— start —

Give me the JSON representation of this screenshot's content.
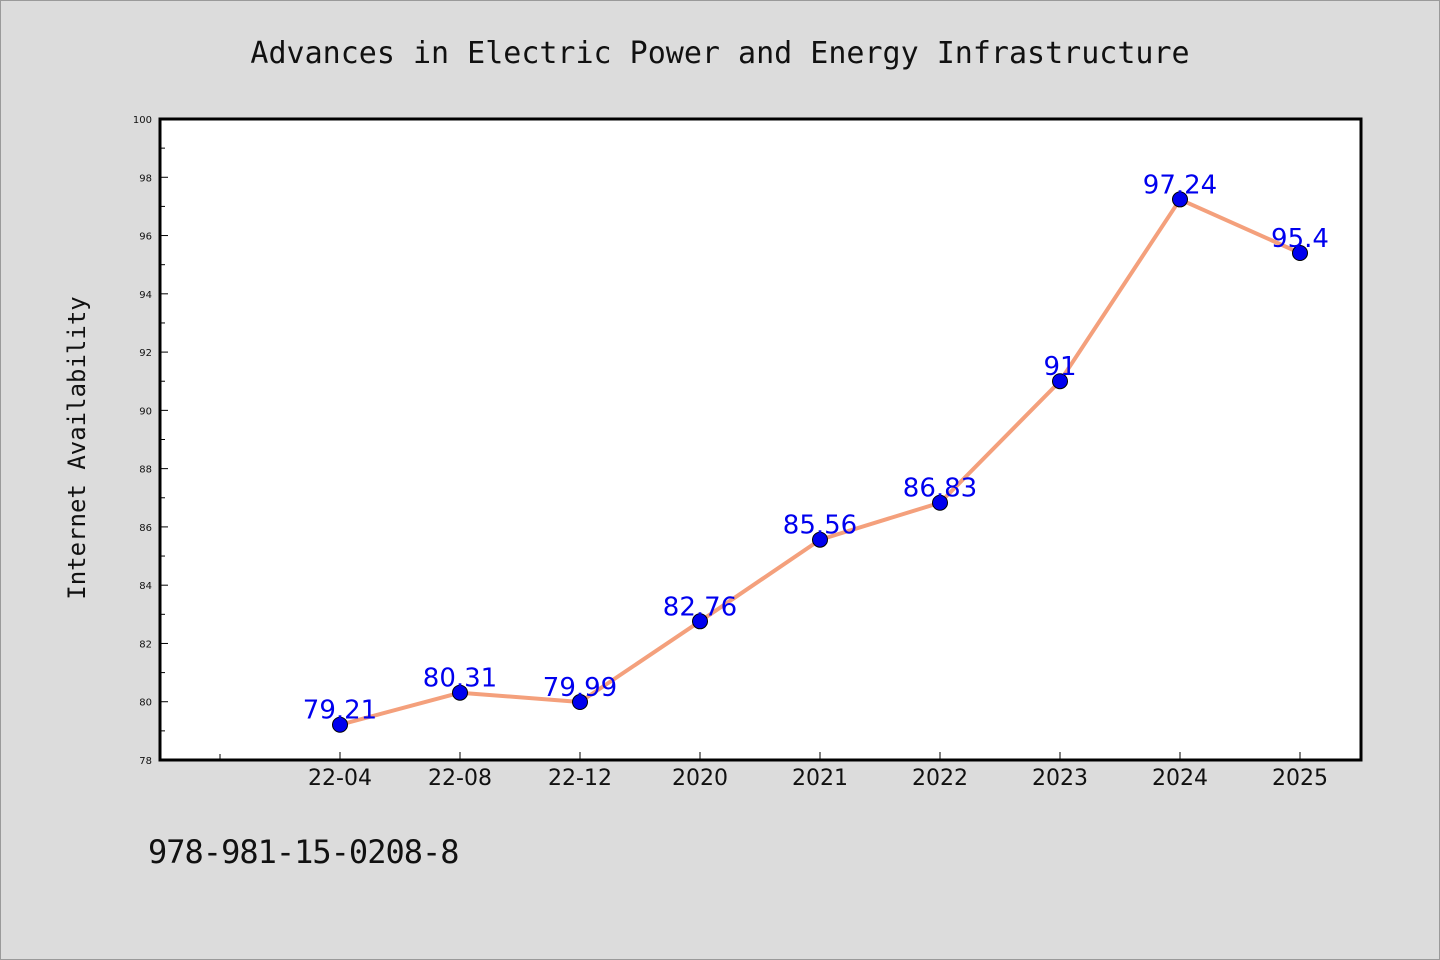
{
  "chart_data": {
    "type": "line",
    "title": "Advances in Electric Power and Energy Infrastructure",
    "xlabel": "",
    "ylabel": "Internet Availability",
    "categories": [
      "22-04",
      "22-08",
      "22-12",
      "2020",
      "2021",
      "2022",
      "2023",
      "2024",
      "2025"
    ],
    "series": [
      {
        "values": [
          79.21,
          80.31,
          79.99,
          82.76,
          85.56,
          86.83,
          91,
          97.24,
          95.4
        ],
        "labels": [
          "79.21",
          "80.31",
          "79.99",
          "82.76",
          "85.56",
          "86.83",
          "91",
          "97.24",
          "95.4"
        ],
        "line_color": "#f4a07c",
        "marker_color": "#0000ee",
        "label_color": "#0000ee"
      }
    ],
    "ylim": [
      78,
      100
    ],
    "yticks": [
      78,
      80,
      82,
      84,
      86,
      88,
      90,
      92,
      94,
      96,
      98,
      100
    ],
    "grid": false,
    "legend": "none"
  },
  "footer_code": "978-981-15-0208-8"
}
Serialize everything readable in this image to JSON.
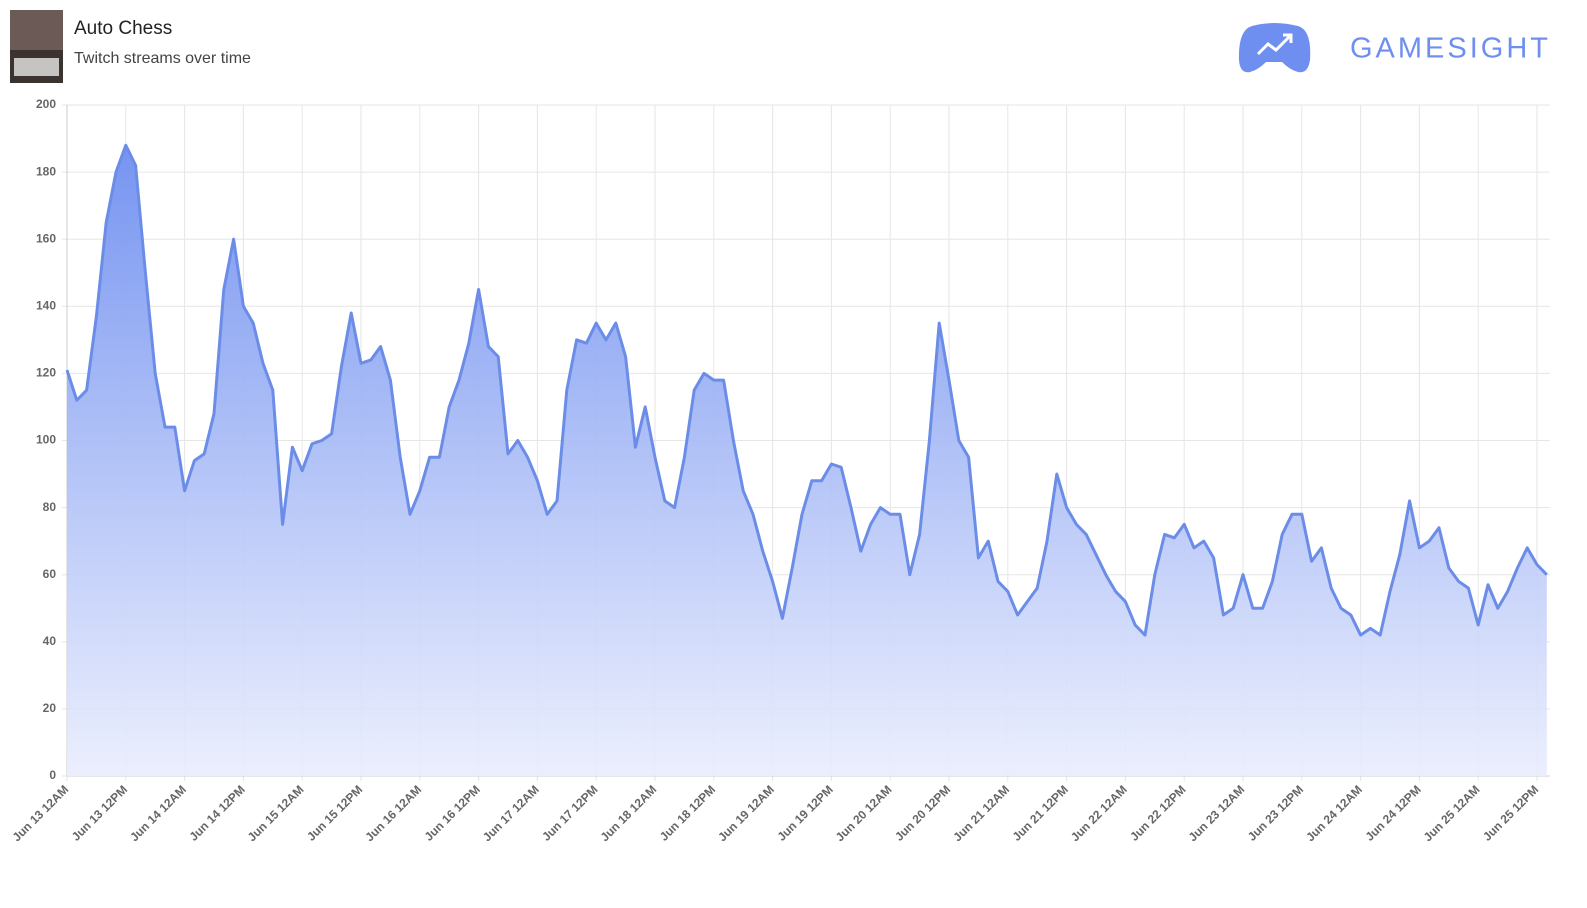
{
  "header": {
    "title": "Auto Chess",
    "subtitle": "Twitch streams over time",
    "brand": "GAMESIGHT"
  },
  "chart_data": {
    "type": "area",
    "categories": [
      "Jun 13 12AM",
      null,
      null,
      null,
      null,
      null,
      "Jun 13 12PM",
      null,
      null,
      null,
      null,
      null,
      "Jun 14 12AM",
      null,
      null,
      null,
      null,
      null,
      "Jun 14 12PM",
      null,
      null,
      null,
      null,
      null,
      "Jun 15 12AM",
      null,
      null,
      null,
      null,
      null,
      "Jun 15 12PM",
      null,
      null,
      null,
      null,
      null,
      "Jun 16 12AM",
      null,
      null,
      null,
      null,
      null,
      "Jun 16 12PM",
      null,
      null,
      null,
      null,
      null,
      "Jun 17 12AM",
      null,
      null,
      null,
      null,
      null,
      "Jun 17 12PM",
      null,
      null,
      null,
      null,
      null,
      "Jun 18 12AM",
      null,
      null,
      null,
      null,
      null,
      "Jun 18 12PM",
      null,
      null,
      null,
      null,
      null,
      "Jun 19 12AM",
      null,
      null,
      null,
      null,
      null,
      "Jun 19 12PM",
      null,
      null,
      null,
      null,
      null,
      "Jun 20 12AM",
      null,
      null,
      null,
      null,
      null,
      "Jun 20 12PM",
      null,
      null,
      null,
      null,
      null,
      "Jun 21 12AM",
      null,
      null,
      null,
      null,
      null,
      "Jun 21 12PM",
      null,
      null,
      null,
      null,
      null,
      "Jun 22 12AM",
      null,
      null,
      null,
      null,
      null,
      "Jun 22 12PM",
      null,
      null,
      null,
      null,
      null,
      "Jun 23 12AM",
      null,
      null,
      null,
      null,
      null,
      "Jun 23 12PM",
      null,
      null,
      null,
      null,
      null,
      "Jun 24 12AM",
      null,
      null,
      null,
      null,
      null,
      "Jun 24 12PM",
      null,
      null,
      null,
      null,
      null,
      "Jun 25 12AM",
      null,
      null,
      null,
      null,
      null,
      "Jun 25 12PM",
      null
    ],
    "values": [
      121,
      112,
      115,
      137,
      165,
      180,
      188,
      182,
      150,
      120,
      104,
      104,
      85,
      94,
      96,
      108,
      145,
      160,
      140,
      135,
      123,
      115,
      75,
      98,
      91,
      99,
      100,
      102,
      122,
      138,
      123,
      124,
      128,
      118,
      95,
      78,
      85,
      95,
      95,
      110,
      118,
      129,
      145,
      128,
      125,
      96,
      100,
      95,
      88,
      78,
      82,
      115,
      130,
      129,
      135,
      130,
      135,
      125,
      98,
      110,
      95,
      82,
      80,
      95,
      115,
      120,
      118,
      118,
      100,
      85,
      78,
      67,
      58,
      47,
      62,
      78,
      88,
      88,
      93,
      92,
      80,
      67,
      75,
      80,
      78,
      78,
      60,
      72,
      100,
      135,
      118,
      100,
      95,
      65,
      70,
      58,
      55,
      48,
      52,
      56,
      70,
      90,
      80,
      75,
      72,
      66,
      60,
      55,
      52,
      45,
      42,
      60,
      72,
      71,
      75,
      68,
      70,
      65,
      48,
      50,
      60,
      50,
      50,
      58,
      72,
      78,
      78,
      64,
      68,
      56,
      50,
      48,
      42,
      44,
      42,
      55,
      66,
      82,
      68,
      70,
      74,
      62,
      58,
      56,
      45,
      57,
      50,
      55,
      62,
      68,
      63,
      60
    ],
    "color": "#6b8de8",
    "ylim": [
      0,
      200
    ],
    "yticks": [
      0,
      20,
      40,
      60,
      80,
      100,
      120,
      140,
      160,
      180,
      200
    ],
    "grid": true
  }
}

— end —

■ YOUR TASK: Show every line from the entries above in which the word "JSON" appears.

■ SOLUTION TO THIS EXERCISE:
Give me the JSON representation of this screenshot's content.
Serialize everything readable in this image to JSON.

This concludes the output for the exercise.